YOUR INSTRUCTIONS: Extract the complete data exactly as given.
** Start PROVIDED RECORDS **
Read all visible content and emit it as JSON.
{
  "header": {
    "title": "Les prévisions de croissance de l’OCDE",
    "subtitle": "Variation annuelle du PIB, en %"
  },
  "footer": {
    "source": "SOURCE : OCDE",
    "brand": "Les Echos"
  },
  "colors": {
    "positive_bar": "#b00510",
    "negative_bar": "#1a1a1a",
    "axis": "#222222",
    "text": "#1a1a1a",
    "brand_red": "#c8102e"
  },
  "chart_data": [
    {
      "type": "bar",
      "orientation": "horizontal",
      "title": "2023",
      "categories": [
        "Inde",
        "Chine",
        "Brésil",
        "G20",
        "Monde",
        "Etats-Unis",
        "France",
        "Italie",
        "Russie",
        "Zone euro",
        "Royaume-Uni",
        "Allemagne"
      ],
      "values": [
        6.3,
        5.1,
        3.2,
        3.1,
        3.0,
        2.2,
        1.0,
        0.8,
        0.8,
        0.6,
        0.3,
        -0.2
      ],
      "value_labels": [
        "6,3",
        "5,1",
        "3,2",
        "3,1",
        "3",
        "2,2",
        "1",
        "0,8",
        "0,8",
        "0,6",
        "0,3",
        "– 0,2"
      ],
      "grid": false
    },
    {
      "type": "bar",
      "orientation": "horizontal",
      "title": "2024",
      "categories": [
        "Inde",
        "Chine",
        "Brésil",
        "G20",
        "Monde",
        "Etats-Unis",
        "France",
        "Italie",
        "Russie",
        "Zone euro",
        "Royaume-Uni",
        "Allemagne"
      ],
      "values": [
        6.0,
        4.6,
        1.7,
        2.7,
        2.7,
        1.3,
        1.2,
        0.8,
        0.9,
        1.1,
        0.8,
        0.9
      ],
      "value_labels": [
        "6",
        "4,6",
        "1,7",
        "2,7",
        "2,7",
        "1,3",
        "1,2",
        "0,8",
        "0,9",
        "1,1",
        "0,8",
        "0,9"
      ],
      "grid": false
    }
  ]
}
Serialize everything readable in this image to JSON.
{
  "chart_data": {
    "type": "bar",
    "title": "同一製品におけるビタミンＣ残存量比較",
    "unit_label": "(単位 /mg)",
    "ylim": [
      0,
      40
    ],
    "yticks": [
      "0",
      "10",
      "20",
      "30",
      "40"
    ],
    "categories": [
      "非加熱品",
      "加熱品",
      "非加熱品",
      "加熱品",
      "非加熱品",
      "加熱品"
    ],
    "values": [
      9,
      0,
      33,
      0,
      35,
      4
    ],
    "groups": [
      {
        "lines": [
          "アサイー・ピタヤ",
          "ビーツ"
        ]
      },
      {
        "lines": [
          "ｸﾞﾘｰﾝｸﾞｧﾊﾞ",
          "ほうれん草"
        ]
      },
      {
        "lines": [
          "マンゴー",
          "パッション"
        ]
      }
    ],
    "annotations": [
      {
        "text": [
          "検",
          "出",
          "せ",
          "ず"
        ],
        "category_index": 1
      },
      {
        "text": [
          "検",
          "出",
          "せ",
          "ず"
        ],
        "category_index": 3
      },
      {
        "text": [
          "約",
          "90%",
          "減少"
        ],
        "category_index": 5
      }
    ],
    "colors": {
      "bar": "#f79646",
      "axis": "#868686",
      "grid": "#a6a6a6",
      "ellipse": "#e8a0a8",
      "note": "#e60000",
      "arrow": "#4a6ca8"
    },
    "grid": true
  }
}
** End PROVIDED RECORDS **
FINISHED EXERCISE:
Read all visible content and emit it as JSON.
{
  "header": {
    "title": "Les prévisions de croissance de l’OCDE",
    "subtitle": "Variation annuelle du PIB, en %"
  },
  "footer": {
    "source": "SOURCE : OCDE",
    "brand": "Les Echos"
  },
  "colors": {
    "positive_bar": "#b00510",
    "negative_bar": "#1a1a1a",
    "axis": "#222222",
    "text": "#1a1a1a",
    "brand_red": "#c8102e"
  },
  "chart_data": [
    {
      "type": "bar",
      "orientation": "horizontal",
      "title": "2023",
      "categories": [
        "Inde",
        "Chine",
        "Brésil",
        "G20",
        "Monde",
        "Etats-Unis",
        "France",
        "Italie",
        "Russie",
        "Zone euro",
        "Royaume-Uni",
        "Allemagne"
      ],
      "values": [
        6.3,
        5.1,
        3.2,
        3.1,
        3.0,
        2.2,
        1.0,
        0.8,
        0.8,
        0.6,
        0.3,
        -0.2
      ],
      "value_labels": [
        "6,3",
        "5,1",
        "3,2",
        "3,1",
        "3",
        "2,2",
        "1",
        "0,8",
        "0,8",
        "0,6",
        "0,3",
        "– 0,2"
      ],
      "grid": false
    },
    {
      "type": "bar",
      "orientation": "horizontal",
      "title": "2024",
      "categories": [
        "Inde",
        "Chine",
        "Brésil",
        "G20",
        "Monde",
        "Etats-Unis",
        "France",
        "Italie",
        "Russie",
        "Zone euro",
        "Royaume-Uni",
        "Allemagne"
      ],
      "values": [
        6.0,
        4.6,
        1.7,
        2.7,
        2.7,
        1.3,
        1.2,
        0.8,
        0.9,
        1.1,
        0.8,
        0.9
      ],
      "value_labels": [
        "6",
        "4,6",
        "1,7",
        "2,7",
        "2,7",
        "1,3",
        "1,2",
        "0,8",
        "0,9",
        "1,1",
        "0,8",
        "0,9"
      ],
      "grid": false
    }
  ]
}
Serialize everything readable in this image to JSON.
{
  "chart_data": {
    "type": "bar",
    "title": "同一製品におけるビタミンＣ残存量比較",
    "unit_label": "(単位 /mg)",
    "ylim": [
      0,
      40
    ],
    "yticks": [
      "0",
      "10",
      "20",
      "30",
      "40"
    ],
    "categories": [
      "非加熱品",
      "加熱品",
      "非加熱品",
      "加熱品",
      "非加熱品",
      "加熱品"
    ],
    "values": [
      9,
      0,
      33,
      0,
      35,
      4
    ],
    "groups": [
      {
        "lines": [
          "アサイー・ピタヤ",
          "ビーツ"
        ]
      },
      {
        "lines": [
          "ｸﾞﾘｰﾝｸﾞｧﾊﾞ",
          "ほうれん草"
        ]
      },
      {
        "lines": [
          "マンゴー",
          "パッション"
        ]
      }
    ],
    "annotations": [
      {
        "text": [
          "検",
          "出",
          "せ",
          "ず"
        ],
        "category_index": 1
      },
      {
        "text": [
          "検",
          "出",
          "せ",
          "ず"
        ],
        "category_index": 3
      },
      {
        "text": [
          "約",
          "90%",
          "減少"
        ],
        "category_index": 5
      }
    ],
    "colors": {
      "bar": "#f79646",
      "axis": "#868686",
      "grid": "#a6a6a6",
      "ellipse": "#e8a0a8",
      "note": "#e60000",
      "arrow": "#4a6ca8"
    },
    "grid": true
  }
}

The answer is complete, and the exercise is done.